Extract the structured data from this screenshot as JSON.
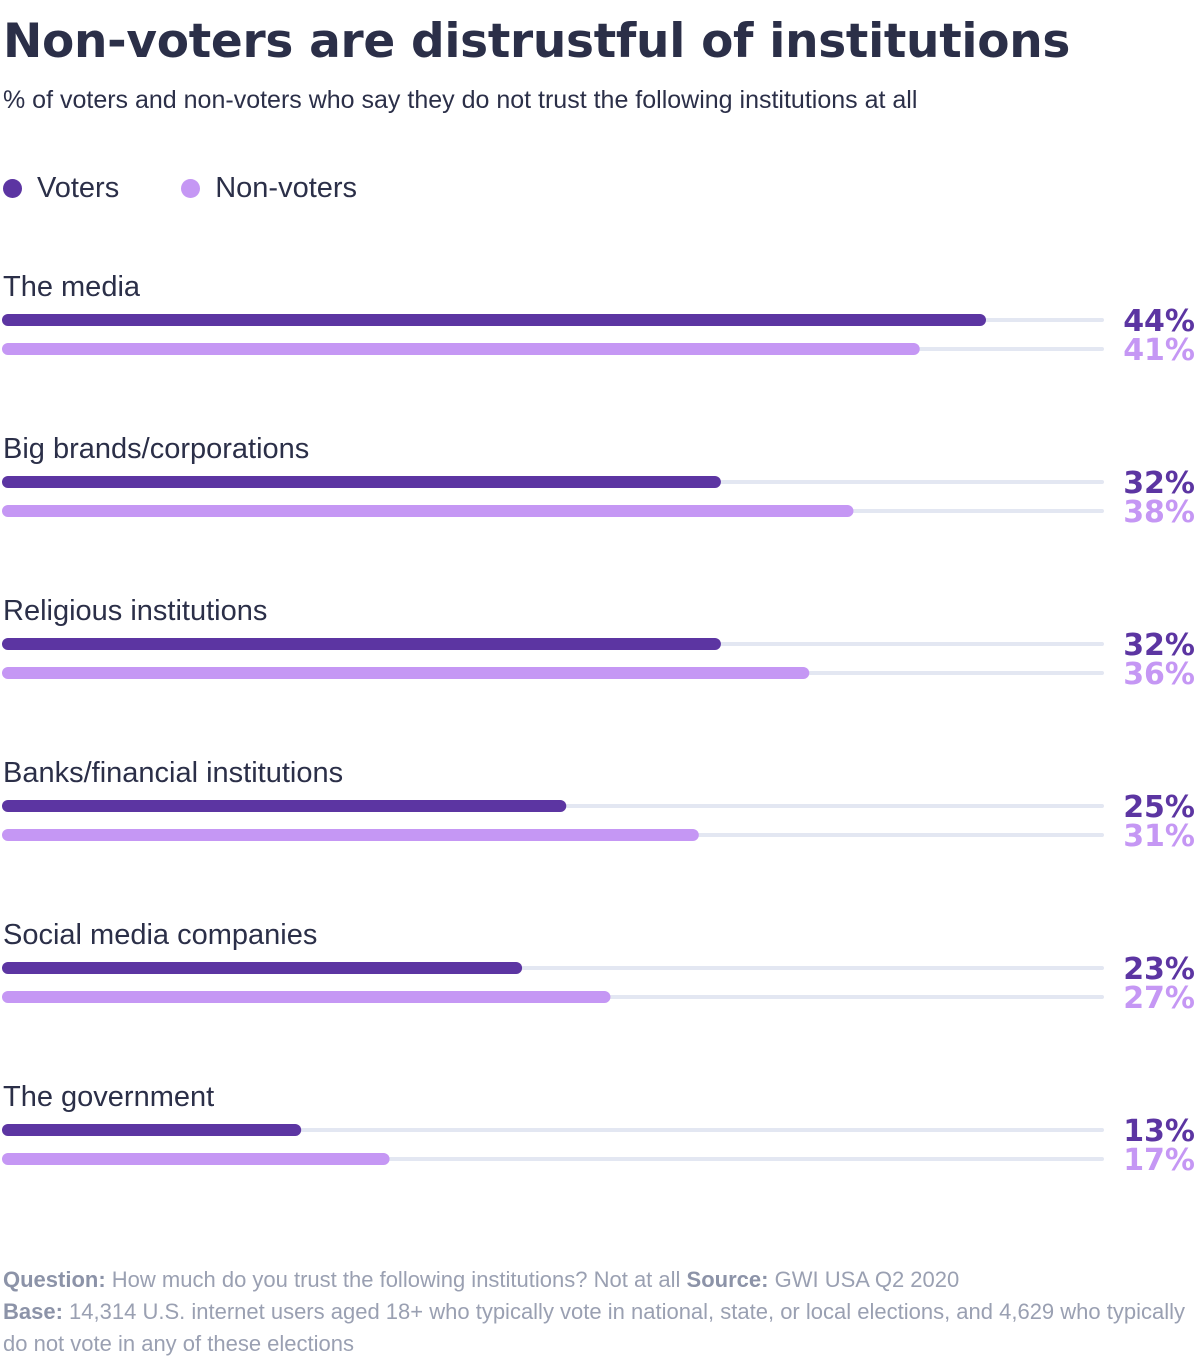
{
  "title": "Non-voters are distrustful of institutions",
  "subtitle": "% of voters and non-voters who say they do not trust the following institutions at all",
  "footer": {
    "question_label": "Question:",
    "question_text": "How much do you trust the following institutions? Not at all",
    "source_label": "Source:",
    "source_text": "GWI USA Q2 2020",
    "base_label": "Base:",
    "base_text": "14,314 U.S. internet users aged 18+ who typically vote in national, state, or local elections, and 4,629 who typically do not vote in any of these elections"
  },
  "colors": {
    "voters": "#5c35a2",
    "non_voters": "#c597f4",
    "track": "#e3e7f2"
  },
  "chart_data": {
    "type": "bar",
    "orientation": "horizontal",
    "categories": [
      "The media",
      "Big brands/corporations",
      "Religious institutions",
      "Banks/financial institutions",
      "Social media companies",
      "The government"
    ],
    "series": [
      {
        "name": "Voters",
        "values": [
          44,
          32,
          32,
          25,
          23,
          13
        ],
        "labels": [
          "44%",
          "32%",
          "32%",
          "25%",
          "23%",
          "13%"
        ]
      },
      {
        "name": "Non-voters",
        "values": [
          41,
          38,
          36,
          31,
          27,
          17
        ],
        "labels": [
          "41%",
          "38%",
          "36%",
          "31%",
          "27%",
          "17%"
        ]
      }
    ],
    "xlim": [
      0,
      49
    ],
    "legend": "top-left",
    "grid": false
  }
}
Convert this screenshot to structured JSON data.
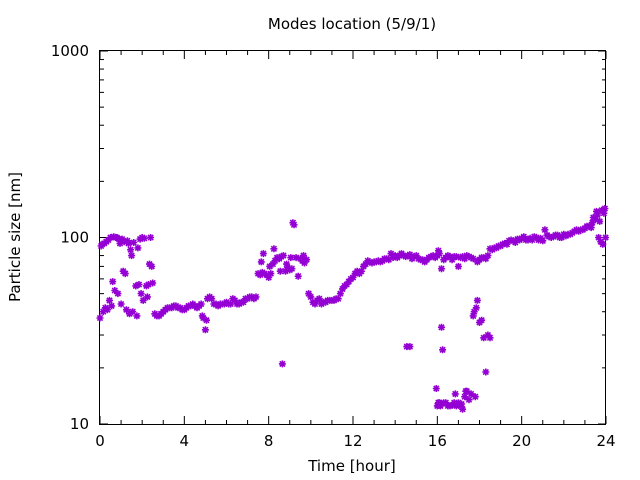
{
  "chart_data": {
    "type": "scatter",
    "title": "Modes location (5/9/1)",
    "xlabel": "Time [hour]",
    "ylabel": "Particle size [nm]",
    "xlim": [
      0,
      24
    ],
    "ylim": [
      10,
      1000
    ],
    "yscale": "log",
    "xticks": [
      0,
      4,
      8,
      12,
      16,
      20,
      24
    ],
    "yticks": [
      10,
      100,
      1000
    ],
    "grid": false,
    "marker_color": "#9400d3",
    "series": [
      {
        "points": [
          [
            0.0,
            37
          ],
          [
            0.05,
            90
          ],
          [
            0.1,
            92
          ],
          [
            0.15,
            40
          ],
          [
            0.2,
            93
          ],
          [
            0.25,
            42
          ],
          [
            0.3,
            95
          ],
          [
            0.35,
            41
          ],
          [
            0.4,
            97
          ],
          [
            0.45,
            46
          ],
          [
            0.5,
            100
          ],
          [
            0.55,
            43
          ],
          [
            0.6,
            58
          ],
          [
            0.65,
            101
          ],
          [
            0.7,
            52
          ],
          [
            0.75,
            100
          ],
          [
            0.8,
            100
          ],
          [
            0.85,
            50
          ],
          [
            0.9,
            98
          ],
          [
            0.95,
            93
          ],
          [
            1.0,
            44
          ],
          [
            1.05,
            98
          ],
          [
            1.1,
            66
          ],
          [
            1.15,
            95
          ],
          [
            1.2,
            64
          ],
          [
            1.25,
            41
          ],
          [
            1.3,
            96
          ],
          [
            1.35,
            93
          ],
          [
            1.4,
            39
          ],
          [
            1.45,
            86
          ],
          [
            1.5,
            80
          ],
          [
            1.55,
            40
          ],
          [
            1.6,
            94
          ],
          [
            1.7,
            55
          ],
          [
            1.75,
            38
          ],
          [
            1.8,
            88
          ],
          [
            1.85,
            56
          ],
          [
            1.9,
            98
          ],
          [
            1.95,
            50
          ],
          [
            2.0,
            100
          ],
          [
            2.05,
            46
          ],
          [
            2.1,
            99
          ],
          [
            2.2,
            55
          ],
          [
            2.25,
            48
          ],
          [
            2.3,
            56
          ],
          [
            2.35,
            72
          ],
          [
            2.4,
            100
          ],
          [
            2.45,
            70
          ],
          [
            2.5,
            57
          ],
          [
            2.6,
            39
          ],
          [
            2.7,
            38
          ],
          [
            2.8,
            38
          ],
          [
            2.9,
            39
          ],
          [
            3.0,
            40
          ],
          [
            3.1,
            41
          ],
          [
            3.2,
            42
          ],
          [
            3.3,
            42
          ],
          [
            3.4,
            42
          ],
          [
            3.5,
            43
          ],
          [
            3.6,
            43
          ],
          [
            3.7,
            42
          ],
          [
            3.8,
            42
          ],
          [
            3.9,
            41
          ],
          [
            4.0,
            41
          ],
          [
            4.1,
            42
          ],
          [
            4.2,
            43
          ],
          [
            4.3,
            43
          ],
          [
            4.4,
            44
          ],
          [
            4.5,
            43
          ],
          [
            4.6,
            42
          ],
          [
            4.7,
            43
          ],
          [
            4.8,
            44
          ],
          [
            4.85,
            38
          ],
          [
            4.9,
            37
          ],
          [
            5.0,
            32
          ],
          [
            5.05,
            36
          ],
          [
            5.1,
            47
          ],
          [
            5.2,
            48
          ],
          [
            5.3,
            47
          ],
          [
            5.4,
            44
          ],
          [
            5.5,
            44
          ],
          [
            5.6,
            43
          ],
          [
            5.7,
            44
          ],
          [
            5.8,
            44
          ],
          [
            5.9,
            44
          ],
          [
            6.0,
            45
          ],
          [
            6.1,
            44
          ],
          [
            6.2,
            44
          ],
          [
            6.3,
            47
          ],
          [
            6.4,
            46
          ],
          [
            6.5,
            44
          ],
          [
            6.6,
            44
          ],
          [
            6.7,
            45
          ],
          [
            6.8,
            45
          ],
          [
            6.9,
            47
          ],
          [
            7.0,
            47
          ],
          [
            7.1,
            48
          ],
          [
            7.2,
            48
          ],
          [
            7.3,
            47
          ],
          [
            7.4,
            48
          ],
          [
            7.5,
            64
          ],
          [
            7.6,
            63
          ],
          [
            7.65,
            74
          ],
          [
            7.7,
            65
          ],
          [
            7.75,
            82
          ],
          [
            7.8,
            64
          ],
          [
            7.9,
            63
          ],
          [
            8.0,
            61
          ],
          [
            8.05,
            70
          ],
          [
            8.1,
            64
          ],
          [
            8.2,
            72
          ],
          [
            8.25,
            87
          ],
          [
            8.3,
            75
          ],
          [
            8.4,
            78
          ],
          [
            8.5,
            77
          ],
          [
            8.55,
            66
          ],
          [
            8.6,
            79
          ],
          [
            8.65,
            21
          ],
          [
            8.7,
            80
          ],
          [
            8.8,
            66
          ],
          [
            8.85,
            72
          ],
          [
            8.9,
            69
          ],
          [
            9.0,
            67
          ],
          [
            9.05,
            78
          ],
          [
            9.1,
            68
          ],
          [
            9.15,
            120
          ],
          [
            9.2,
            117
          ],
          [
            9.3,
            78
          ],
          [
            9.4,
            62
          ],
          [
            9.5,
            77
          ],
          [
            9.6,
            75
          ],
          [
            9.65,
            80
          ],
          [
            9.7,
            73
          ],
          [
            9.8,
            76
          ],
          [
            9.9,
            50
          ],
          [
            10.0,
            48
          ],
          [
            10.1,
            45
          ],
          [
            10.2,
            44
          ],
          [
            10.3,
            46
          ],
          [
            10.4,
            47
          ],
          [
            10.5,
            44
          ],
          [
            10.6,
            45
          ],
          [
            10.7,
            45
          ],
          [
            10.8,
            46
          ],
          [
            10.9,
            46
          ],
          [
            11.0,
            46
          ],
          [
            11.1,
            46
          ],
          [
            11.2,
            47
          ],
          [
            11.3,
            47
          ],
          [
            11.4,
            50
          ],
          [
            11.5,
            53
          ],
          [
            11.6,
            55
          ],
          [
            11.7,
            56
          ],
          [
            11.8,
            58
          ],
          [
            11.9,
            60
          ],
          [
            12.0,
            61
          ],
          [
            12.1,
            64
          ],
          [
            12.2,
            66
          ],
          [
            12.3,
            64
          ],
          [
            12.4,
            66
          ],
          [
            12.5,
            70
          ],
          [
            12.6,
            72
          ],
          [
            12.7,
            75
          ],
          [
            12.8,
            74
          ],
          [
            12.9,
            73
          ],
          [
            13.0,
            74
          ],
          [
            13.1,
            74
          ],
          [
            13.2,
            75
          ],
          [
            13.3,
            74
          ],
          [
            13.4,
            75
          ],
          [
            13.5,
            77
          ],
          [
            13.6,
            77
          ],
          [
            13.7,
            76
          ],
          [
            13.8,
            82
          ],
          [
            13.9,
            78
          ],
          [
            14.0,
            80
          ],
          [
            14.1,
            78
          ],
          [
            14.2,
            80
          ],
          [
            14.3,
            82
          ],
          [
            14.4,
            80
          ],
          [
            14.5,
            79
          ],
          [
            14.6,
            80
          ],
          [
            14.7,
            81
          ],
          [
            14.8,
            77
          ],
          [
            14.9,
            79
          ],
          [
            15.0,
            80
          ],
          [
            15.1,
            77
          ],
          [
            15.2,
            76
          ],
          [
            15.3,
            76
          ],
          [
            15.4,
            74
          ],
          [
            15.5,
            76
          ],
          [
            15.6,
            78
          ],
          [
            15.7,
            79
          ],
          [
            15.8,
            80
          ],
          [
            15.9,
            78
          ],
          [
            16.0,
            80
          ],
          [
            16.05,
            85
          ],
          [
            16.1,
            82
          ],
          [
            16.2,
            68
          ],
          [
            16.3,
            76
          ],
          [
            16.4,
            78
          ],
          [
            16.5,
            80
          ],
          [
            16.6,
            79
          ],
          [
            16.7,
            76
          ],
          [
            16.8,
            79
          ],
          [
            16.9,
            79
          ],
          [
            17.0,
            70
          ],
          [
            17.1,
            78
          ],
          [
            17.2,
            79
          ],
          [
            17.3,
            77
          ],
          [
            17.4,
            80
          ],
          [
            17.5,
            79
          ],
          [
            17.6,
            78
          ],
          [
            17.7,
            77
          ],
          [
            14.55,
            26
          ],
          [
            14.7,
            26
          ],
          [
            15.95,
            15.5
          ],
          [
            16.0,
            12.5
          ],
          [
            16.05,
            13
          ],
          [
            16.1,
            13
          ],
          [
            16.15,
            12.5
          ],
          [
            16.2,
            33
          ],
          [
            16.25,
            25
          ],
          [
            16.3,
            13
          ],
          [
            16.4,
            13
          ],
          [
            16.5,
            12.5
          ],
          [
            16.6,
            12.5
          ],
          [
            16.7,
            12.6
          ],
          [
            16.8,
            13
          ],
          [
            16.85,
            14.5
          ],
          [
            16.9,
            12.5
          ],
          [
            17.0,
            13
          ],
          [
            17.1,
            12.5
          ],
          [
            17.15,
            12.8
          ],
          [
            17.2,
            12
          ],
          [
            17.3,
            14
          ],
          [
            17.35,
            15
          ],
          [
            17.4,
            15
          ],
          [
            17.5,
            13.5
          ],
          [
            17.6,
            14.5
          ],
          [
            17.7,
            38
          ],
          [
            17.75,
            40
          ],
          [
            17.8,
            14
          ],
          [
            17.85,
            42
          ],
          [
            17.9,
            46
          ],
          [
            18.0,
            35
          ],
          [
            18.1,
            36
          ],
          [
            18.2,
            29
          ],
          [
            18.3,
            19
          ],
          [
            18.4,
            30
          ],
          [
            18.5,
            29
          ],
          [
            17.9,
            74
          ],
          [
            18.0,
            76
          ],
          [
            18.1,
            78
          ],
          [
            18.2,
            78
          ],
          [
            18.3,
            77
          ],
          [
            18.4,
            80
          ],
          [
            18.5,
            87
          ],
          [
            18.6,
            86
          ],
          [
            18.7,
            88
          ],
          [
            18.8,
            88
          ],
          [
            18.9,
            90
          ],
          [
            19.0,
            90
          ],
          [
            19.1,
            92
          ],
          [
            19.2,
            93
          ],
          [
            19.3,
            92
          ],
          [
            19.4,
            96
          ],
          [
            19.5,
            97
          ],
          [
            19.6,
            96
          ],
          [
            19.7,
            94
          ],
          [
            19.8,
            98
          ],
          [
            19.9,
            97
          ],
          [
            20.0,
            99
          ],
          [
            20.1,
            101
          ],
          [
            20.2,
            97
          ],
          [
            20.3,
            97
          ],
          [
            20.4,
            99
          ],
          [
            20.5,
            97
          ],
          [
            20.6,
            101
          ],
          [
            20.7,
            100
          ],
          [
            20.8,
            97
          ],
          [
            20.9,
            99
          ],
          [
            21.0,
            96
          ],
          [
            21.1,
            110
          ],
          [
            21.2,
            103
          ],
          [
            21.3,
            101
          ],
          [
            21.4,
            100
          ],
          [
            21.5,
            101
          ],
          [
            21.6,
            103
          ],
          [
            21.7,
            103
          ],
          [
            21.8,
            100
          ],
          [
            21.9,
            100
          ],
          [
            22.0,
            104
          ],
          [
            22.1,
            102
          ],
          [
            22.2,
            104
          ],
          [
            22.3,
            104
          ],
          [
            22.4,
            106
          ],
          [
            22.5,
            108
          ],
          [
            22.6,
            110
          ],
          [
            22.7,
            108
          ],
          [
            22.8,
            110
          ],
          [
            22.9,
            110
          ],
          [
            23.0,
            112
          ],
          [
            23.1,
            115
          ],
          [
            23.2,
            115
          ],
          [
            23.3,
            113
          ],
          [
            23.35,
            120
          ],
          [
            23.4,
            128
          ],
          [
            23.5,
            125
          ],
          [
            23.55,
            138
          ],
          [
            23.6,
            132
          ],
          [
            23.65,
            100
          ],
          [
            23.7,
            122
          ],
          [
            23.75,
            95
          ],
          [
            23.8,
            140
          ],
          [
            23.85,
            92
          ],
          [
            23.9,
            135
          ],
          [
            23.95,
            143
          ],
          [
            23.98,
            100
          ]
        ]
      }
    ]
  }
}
⁂
## GOAL OF THE EXERCISE:
Only a number is wanted: how many lines above include "this"?

## ANSWER TO THE EXERCISE:
2